▼

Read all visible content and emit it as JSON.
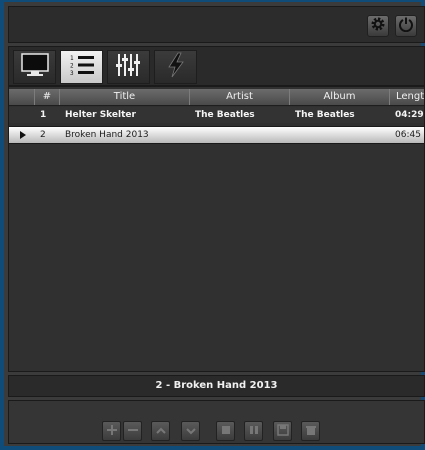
{
  "toolbar": {
    "settings_icon": "gear-icon",
    "power_icon": "power-icon"
  },
  "tabs": [
    {
      "name": "monitor",
      "icon": "monitor-icon",
      "active": false
    },
    {
      "name": "playlist",
      "icon": "numbered-list-icon",
      "active": true
    },
    {
      "name": "equalizer",
      "icon": "equalizer-sliders-icon",
      "active": false
    },
    {
      "name": "power",
      "icon": "lightning-icon",
      "active": false
    }
  ],
  "playlist": {
    "columns": [
      "#",
      "Title",
      "Artist",
      "Album",
      "Length"
    ],
    "rows": [
      {
        "num": "1",
        "title": "Helter Skelter",
        "artist": "The Beatles",
        "album": "The Beatles",
        "length": "04:29",
        "playing": false
      },
      {
        "num": "2",
        "title": "Broken Hand 2013",
        "artist": "",
        "album": "",
        "length": "06:45",
        "playing": true
      }
    ]
  },
  "now_playing": "2 - Broken Hand 2013",
  "controls": [
    {
      "name": "add-button",
      "icon": "plus-icon"
    },
    {
      "name": "remove-button",
      "icon": "minus-icon"
    },
    {
      "name": "move-up-button",
      "icon": "chevron-up-icon"
    },
    {
      "name": "move-down-button",
      "icon": "chevron-down-icon"
    },
    {
      "name": "stop-button",
      "icon": "stop-icon"
    },
    {
      "name": "pause-button",
      "icon": "pause-icon"
    },
    {
      "name": "save-button",
      "icon": "save-icon"
    },
    {
      "name": "clear-button",
      "icon": "trash-icon"
    }
  ],
  "colors": {
    "window_border": "#0f4c7a",
    "background": "#3b3b3b",
    "selected_row": "#d8d8d8"
  }
}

▲

> [WHAT TO WORK ON]: Filter the data for the string "button" and copy every line that has it.

> [TASK ANSWER]:
      "name": "add-button",
      "name": "remove-button",
      "name": "move-up-button",
      "name": "move-down-button",
      "name": "stop-button",
      "name": "pause-button",
      "name": "save-button",
      "name": "clear-button",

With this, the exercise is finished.